A run of records:
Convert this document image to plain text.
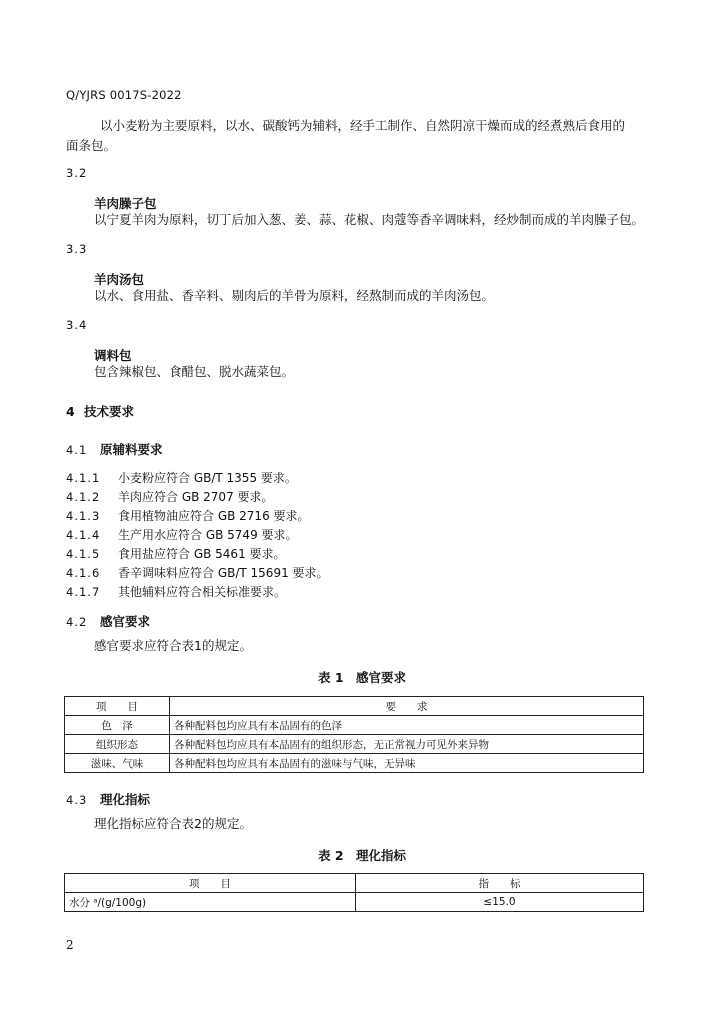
Q/YJRS 0017S-2022
以小麦粉为主要原料，以水、碳酸钙为辅料，经手工制作、自然阴凉干燥而成的经煮熟后食用的
面条包。
3.2
羊肉臊子包
以宁夏羊肉为原料，切丁后加入葱、姜、蒜、花椒、肉蔻等香辛调味料，经炒制而成的羊肉臊子包。
3.3
羊肉汤包
以水、食用盐、香辛料、剔肉后的羊骨为原料，经熬制而成的羊肉汤包。
3.4
调料包
包含辣椒包、食醋包、脱水蔬菜包。
4 技术要求
4.1 原辅料要求
4.1.1 小麦粉应符合 GB/T 1355 要求。
4.1.2 羊肉应符合 GB 2707 要求。
4.1.3 食用植物油应符合 GB 2716 要求。
4.1.4 生产用水应符合 GB 5749 要求。
4.1.5 食用盐应符合 GB 5461 要求。
4.1.6 香辛调味料应符合 GB/T 15691 要求。
4.1.7 其他辅料应符合相关标准要求。
4.2 感官要求
感官要求应符合表1的规定。
表 1　感官要求
项　　目	要　　求
色　泽	各种配料包均应具有本品固有的色泽
组织形态	各种配料包均应具有本品固有的组织形态，无正常视力可见外来异物
滋味、气味	各种配料包均应具有本品固有的滋味与气味，无异味
4.3 理化指标
理化指标应符合表2的规定。
表 2　理化指标
项　　目	指　　标
水分 ᵃ/(g/100g)	≤15.0
2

- _Exercise objective_: All the records need to be repeated exactly, with the images dropped.

- _Solved problem_:
Convert this document image to plain text.
Q/YJRS 0017S-2022
以小麦粉为主要原料，以水、碳酸钙为辅料，经手工制作、自然阴凉干燥而成的经煮熟后食用的
面条包。
3.2
羊肉臊子包
以宁夏羊肉为原料，切丁后加入葱、姜、蒜、花椒、肉蔻等香辛调味料，经炒制而成的羊肉臊子包。
3.3
羊肉汤包
以水、食用盐、香辛料、剔肉后的羊骨为原料，经熬制而成的羊肉汤包。
3.4
调料包
包含辣椒包、食醋包、脱水蔬菜包。
4 技术要求
4.1 原辅料要求
4.1.1 小麦粉应符合 GB/T 1355 要求。
4.1.2 羊肉应符合 GB 2707 要求。
4.1.3 食用植物油应符合 GB 2716 要求。
4.1.4 生产用水应符合 GB 5749 要求。
4.1.5 食用盐应符合 GB 5461 要求。
4.1.6 香辛调味料应符合 GB/T 15691 要求。
4.1.7 其他辅料应符合相关标准要求。
4.2 感官要求
感官要求应符合表1的规定。
表 1　感官要求
项　　目	要　　求
色　泽	各种配料包均应具有本品固有的色泽
组织形态	各种配料包均应具有本品固有的组织形态，无正常视力可见外来异物
滋味、气味	各种配料包均应具有本品固有的滋味与气味，无异味
4.3 理化指标
理化指标应符合表2的规定。
表 2　理化指标
项　　目	指　　标
水分 ᵃ/(g/100g)	≤15.0
2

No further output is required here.